DESCRIPTION OF THE TASK
Copy each line where the word "image" occurs.

[Dataset records]
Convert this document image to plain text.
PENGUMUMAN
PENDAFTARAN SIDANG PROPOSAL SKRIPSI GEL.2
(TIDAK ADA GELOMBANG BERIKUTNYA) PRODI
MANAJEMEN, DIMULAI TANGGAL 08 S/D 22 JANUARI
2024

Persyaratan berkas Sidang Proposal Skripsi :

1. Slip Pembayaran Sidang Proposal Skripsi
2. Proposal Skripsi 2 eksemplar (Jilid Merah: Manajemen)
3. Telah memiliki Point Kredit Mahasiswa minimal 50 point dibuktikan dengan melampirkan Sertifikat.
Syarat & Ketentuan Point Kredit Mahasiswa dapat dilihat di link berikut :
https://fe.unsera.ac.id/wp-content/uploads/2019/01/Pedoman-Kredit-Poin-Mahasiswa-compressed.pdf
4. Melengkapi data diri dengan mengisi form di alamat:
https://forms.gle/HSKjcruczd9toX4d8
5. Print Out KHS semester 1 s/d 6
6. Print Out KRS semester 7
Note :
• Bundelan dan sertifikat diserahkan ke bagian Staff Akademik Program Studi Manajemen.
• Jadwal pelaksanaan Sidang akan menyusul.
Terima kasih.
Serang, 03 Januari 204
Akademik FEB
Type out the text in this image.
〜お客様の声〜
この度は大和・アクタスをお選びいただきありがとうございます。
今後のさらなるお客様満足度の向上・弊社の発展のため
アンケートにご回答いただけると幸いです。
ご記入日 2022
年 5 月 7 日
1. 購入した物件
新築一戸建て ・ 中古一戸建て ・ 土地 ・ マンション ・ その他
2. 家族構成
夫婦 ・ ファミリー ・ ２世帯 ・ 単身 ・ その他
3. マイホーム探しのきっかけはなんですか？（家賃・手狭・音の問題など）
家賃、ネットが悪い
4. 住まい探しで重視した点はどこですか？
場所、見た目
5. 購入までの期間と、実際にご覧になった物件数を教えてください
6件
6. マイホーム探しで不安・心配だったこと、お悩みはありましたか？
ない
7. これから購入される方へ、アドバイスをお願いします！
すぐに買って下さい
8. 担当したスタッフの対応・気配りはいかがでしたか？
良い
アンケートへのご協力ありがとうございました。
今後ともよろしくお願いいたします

TASK OUTPUT
Convert this document image to plain text.
Type out the text in this image.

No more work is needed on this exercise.